* Problem details:
The records below need retyping in full; give them again exactly.

* Source data:
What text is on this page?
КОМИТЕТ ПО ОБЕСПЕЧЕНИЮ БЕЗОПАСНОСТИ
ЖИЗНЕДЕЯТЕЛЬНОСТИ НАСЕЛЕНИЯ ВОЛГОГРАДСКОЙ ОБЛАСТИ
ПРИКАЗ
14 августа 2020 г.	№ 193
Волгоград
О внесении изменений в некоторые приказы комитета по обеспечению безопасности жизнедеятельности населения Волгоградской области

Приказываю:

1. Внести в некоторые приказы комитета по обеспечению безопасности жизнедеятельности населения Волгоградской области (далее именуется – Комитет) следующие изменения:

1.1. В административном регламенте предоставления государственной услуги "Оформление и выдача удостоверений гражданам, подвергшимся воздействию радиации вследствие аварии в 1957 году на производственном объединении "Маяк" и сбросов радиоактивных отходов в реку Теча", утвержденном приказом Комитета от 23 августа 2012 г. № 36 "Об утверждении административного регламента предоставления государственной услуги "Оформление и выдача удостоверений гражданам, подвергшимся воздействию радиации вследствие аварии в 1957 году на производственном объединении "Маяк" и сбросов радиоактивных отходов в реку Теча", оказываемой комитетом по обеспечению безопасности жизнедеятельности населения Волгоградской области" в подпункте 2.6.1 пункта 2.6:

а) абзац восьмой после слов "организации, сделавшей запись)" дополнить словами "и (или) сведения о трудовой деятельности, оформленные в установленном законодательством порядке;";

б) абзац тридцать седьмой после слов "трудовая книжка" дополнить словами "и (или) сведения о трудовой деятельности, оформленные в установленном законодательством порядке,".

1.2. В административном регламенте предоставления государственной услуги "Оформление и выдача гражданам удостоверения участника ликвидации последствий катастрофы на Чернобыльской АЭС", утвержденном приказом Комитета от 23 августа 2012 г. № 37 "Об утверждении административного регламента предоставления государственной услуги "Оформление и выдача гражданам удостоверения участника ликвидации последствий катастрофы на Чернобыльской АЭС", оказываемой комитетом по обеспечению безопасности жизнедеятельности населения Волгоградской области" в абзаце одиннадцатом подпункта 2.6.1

* Written response:
What text is on this page?
КОМИТЕТ ПО ОБЕСПЕЧЕНИЮ БЕЗОПАСНОСТИ
ЖИЗНЕДЕЯТЕЛЬНОСТИ НАСЕЛЕНИЯ ВОЛГОГРАДСКОЙ ОБЛАСТИ
ПРИКАЗ
14 августа 2020 г.	№ 193
Волгоград
О внесении изменений в некоторые приказы комитета по обеспечению безопасности жизнедеятельности населения Волгоградской области

Приказываю:

1. Внести в некоторые приказы комитета по обеспечению безопасности жизнедеятельности населения Волгоградской области (далее именуется – Комитет) следующие изменения:

1.1. В административном регламенте предоставления государственной услуги "Оформление и выдача удостоверений гражданам, подвергшимся воздействию радиации вследствие аварии в 1957 году на производственном объединении "Маяк" и сбросов радиоактивных отходов в реку Теча", утвержденном приказом Комитета от 23 августа 2012 г. № 36 "Об утверждении административного регламента предоставления государственной услуги "Оформление и выдача удостоверений гражданам, подвергшимся воздействию радиации вследствие аварии в 1957 году на производственном объединении "Маяк" и сбросов радиоактивных отходов в реку Теча", оказываемой комитетом по обеспечению безопасности жизнедеятельности населения Волгоградской области" в подпункте 2.6.1 пункта 2.6:

а) абзац восьмой после слов "организации, сделавшей запись)" дополнить словами "и (или) сведения о трудовой деятельности, оформленные в установленном законодательством порядке;";

б) абзац тридцать седьмой после слов "трудовая книжка" дополнить словами "и (или) сведения о трудовой деятельности, оформленные в установленном законодательством порядке,".

1.2. В административном регламенте предоставления государственной услуги "Оформление и выдача гражданам удостоверения участника ликвидации последствий катастрофы на Чернобыльской АЭС", утвержденном приказом Комитета от 23 августа 2012 г. № 37 "Об утверждении административного регламента предоставления государственной услуги "Оформление и выдача гражданам удостоверения участника ликвидации последствий катастрофы на Чернобыльской АЭС", оказываемой комитетом по обеспечению безопасности жизнедеятельности населения Волгоградской области" в абзаце одиннадцатом подпункта 2.6.1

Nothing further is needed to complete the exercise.